**EXTRAIT FOURNI:**
____

« Pour projeter l’énergie vers l’avant et l’amener jusqu’au poing, nous devons mobiliser l’articulation la plus stable et la plus puissante du corps : la hanche. Je nomme cet exercice la "Hanche Métronome".
La hanche est souvent une "autoroute énergétique" bouchée par les tensions des lombaires et un manque de souplesse structurelle. C’est pourquoi la relaxation et la posture de référence sont des prérequis non négociables. Sans équilibre, engager la hanche revient à saboter sa propre stabilité.
L’exercice consiste à isoler le mouvement de bascule :
La Charge : Pieds joints, déportez légèrement le poids dans une hanche (disons la droite) à un angle de 45 degrés vers l'arrière, comme si vous amorciez l'assise sur une chaise haute derrière vous. Le mouvement doit être subtil pour ne pas rompre l'ancrage.
Le Retour (Le "Click") : Ramenez la hanche de façon nette et précise à sa position d'alignement parfaite.

____

**EXTRAITS DES LIGNES:**

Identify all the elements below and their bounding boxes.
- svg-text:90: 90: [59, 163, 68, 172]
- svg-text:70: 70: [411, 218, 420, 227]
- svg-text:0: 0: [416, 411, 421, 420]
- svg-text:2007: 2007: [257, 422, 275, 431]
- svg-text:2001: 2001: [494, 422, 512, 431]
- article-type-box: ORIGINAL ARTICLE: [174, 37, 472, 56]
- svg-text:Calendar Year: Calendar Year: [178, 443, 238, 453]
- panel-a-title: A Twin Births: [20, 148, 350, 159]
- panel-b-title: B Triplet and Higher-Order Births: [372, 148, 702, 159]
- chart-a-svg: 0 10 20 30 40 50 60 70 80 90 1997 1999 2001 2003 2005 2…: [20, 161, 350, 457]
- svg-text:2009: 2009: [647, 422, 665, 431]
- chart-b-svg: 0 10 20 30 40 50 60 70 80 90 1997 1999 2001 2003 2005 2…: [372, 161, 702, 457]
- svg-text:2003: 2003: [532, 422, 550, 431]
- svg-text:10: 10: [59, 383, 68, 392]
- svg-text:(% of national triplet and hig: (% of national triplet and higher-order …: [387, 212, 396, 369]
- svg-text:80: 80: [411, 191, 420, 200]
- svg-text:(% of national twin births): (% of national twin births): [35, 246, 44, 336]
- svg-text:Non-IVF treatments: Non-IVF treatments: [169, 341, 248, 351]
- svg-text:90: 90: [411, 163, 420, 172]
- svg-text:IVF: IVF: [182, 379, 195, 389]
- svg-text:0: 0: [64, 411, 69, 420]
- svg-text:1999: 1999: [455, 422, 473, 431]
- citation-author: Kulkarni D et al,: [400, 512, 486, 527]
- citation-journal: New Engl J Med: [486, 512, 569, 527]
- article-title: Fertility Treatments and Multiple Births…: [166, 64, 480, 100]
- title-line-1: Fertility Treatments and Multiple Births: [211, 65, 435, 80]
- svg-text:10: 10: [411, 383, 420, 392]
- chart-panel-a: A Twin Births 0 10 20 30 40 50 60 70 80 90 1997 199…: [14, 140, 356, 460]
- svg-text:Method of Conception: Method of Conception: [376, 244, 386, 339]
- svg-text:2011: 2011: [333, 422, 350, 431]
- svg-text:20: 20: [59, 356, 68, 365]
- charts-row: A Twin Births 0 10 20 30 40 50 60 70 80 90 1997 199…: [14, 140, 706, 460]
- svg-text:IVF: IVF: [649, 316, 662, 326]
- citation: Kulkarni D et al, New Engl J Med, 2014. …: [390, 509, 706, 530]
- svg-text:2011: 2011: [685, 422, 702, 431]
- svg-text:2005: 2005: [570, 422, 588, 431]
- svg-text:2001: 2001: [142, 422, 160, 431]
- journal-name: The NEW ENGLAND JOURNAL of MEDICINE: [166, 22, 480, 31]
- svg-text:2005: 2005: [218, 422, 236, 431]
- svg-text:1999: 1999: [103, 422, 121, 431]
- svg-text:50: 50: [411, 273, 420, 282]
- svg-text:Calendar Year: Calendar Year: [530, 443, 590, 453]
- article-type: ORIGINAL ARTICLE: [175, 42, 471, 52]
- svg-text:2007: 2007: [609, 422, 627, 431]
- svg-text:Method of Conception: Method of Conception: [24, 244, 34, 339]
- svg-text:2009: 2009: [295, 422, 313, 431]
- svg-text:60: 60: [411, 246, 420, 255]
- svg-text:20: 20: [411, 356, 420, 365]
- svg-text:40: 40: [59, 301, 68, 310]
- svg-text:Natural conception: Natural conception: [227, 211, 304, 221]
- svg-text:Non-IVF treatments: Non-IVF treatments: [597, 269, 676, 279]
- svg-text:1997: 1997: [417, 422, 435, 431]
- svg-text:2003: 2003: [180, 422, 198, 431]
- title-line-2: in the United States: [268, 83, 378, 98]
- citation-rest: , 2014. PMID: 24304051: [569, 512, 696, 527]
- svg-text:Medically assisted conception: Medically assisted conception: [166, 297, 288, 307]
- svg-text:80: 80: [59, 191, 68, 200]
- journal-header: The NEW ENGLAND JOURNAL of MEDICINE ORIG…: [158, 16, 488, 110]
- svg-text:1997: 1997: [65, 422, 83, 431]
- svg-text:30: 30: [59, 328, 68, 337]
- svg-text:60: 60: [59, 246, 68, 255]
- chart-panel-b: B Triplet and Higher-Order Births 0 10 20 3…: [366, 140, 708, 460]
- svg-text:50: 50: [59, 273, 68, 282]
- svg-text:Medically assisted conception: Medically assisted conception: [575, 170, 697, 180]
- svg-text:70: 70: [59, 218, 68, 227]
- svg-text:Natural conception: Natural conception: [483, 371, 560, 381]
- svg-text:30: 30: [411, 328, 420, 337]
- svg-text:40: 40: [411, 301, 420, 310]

____

**TRAVAIL À FAIRE:**
(1) Répondez aux questions suivantes à partir de l'extrait sur la hanche.
(a) Quel nom est donné à l'exercice ?
(b) Qu'est-ce qui bouche souvent l'« autoroute énergétique » de la hanche ?
(c) À quel angle le poids est-il déporté dans la hanche pendant la Charge ?
(2) Recopiez tout le passage de l'extrait sur la hanche, depuis « La hanche est » jusqu'à « sa propre stabilité. ».
(3) Dites si chaque affirmation correspond à l'extrait sur la hanche, puis citez les mots qui le montrent.
(a) La relaxation et la posture de référence sont facultatives.
(b) Pendant la Charge, les pieds sont joints.
(c) Le mouvement de la Charge doit être ample.

**RÉPONSES ATTENDUES:**
(1)
(a) La « Hanche Métronome ».
(b) Les tensions des lombaires et un manque de souplesse structurelle.
(c) À un angle de 45 degrés vers l'arrière.

(2)
La hanche est souvent une "autoroute énergétique" bouchée par les tensions des lombaires et un manque de souplesse structurelle. C’est pourquoi la relaxation et la posture de référence sont des prérequis non négociables. Sans équilibre, engager la hanche revient à saboter sa propre stabilité.

(3)
(a) Non : « la relaxation et la posture de référence sont des prérequis non négociables ».
(b) Oui : « Pieds joints ».
(c) Non : « Le mouvement doit être subtil pour ne pas rompre l'ancrage ».